§ **Information given**:

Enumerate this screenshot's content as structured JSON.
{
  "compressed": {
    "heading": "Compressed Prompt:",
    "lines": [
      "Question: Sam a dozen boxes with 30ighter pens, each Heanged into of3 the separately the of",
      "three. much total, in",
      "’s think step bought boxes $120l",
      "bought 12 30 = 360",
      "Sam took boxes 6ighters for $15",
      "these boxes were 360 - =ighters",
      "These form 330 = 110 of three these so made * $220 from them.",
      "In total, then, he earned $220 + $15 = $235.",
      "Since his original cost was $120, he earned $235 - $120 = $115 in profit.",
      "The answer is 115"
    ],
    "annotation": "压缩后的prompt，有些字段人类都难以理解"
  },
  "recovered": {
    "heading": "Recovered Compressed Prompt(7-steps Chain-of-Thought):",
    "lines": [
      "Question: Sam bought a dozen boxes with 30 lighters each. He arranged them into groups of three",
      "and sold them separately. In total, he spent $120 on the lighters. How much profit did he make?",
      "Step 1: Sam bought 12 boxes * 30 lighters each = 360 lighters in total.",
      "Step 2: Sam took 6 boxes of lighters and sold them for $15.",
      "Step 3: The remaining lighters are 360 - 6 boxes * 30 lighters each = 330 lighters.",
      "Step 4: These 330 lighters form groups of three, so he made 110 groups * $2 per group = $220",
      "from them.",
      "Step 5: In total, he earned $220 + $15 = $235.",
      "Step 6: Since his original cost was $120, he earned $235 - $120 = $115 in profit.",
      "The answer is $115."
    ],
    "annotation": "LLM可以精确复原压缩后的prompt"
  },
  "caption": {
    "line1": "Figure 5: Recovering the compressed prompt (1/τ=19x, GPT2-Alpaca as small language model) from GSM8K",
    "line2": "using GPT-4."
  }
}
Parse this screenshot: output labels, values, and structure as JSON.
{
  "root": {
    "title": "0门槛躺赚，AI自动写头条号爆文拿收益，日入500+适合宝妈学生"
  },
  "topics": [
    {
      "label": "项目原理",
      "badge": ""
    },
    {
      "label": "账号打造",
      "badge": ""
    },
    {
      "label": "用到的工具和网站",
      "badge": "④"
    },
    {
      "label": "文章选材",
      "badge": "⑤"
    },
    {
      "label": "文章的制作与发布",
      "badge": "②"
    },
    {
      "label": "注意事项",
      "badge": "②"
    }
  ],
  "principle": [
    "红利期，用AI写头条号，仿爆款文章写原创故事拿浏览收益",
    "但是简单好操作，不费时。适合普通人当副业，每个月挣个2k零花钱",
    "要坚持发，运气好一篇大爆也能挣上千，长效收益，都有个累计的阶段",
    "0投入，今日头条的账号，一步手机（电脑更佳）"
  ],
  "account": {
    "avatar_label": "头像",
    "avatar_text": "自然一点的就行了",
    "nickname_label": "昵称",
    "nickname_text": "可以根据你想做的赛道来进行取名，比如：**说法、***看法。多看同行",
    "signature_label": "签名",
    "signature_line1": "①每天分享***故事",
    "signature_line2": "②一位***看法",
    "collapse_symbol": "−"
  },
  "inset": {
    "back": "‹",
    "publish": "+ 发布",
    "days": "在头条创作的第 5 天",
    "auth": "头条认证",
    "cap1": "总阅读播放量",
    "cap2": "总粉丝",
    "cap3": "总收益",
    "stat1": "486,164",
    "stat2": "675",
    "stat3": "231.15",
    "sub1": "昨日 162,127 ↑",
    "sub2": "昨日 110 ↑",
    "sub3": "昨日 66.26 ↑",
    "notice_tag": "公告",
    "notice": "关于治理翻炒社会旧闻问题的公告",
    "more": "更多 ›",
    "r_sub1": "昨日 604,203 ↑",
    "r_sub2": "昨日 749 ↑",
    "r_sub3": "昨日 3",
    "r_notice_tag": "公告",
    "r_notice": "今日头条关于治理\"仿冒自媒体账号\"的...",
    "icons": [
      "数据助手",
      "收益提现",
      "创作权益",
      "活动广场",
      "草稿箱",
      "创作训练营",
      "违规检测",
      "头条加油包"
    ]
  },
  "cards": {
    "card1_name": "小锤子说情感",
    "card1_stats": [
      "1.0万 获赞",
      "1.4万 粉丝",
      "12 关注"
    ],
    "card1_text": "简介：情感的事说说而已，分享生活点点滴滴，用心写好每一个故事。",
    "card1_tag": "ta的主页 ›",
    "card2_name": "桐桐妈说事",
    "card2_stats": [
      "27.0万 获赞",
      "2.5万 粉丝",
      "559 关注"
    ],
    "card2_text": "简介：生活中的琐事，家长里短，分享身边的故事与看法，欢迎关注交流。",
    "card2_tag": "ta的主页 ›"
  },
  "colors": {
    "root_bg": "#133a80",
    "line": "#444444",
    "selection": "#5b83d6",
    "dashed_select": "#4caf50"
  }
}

§ **Task brief**:
For the entries above, state how many lines contain the word "earned". Provide the number by itself.

§ **Response to the exercise**:
4